* Task requirements:
Could you resume the blog post about the Stanford lecture on parallel computing, picking up right after its final sentence?

* Quoted passage:
Sunday, August 26, 2007

Hail Mary - Parallelism

iTunes is so cool! Now, in addition to music, podcasts, movies, even PDFs, you can check out university courses and programs, some of which deal with information technology. This morning, I took in the first in a series of lectures from Stanford University entitled, "Computer Architecture is Back: The Berkeley View of Parallel Computing". This specific lecture was given by Dave Patterson in January of this year and is part of what Stanford calls their Computer Systems Colloquium, a series of 14 lectures in "movie" format, available free on iTunes. If you have the 60GB "video" iPod, like me, then you can download these lectures and view them while traveling on the train or plane (uh, forget the car, please, if you're doing the driving!). To get more information, simply head over to SoiT, Stanford on iTunes U at itunes.stanford.edu.


So, what about the lecture and what is the message for computing and information technology in a manufacturing environment?

* Source material:

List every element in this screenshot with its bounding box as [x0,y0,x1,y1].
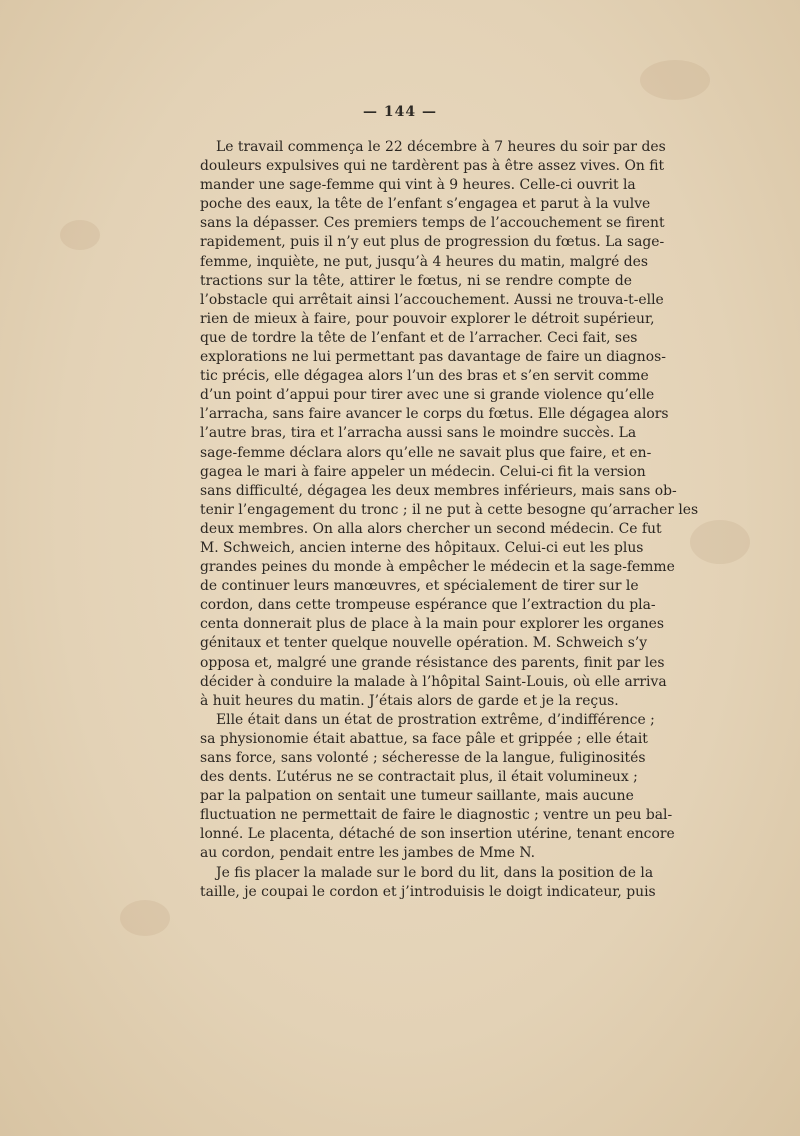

* Answer for this exercise:
Patterson's high-level message in this lecture is that everything is changing in computer architecture, that the conventional wisdom of doubling processing speed every 18 months is over, that both hardware and software design need to invest in parallelism, and that a multiplicity of perspectives in the computer industry is required to find solutions for the new predicaments we face. The message for IT in a manufacturing environment (at least a non-computer-related manufacturing environment) is that it looks like the near future will offer far less performance improvement than we might otherwise have hoped for assuming the conventional wisdom.



The metaphor Patterson used is the "Hail Mary", itself a metaphor in football for a desperate play in which the quarterback throws a long pass hoping that somehow somebody on his team will catch it and rescue the team in the end zone. In the computer industry, the same appears to be true. Everyone is betting the farm on parallel computing to solve problems like the power wall we read about daily in the computer press. The "hail Mary" part is that the industry itself doesn't seem to know who or how the pass will be caught. And if the industry doesn't know, how the hell are IT managers supposed to figure this out?



As the computer industry moves uniformly in this new direction, IT guys like me are trying to figure out the implications for designing our systems. Although Patterson tries to make it easier by talking about the "13 dwarfs" - the areas in which multiple disciplines see the future evolving - and the computing world "interest groups" (things like high-performance computing, machine learning, games, embedded systems, and databases) where the 13 dwarfs are mapped, guys like me may feel somewhat overwhelmed.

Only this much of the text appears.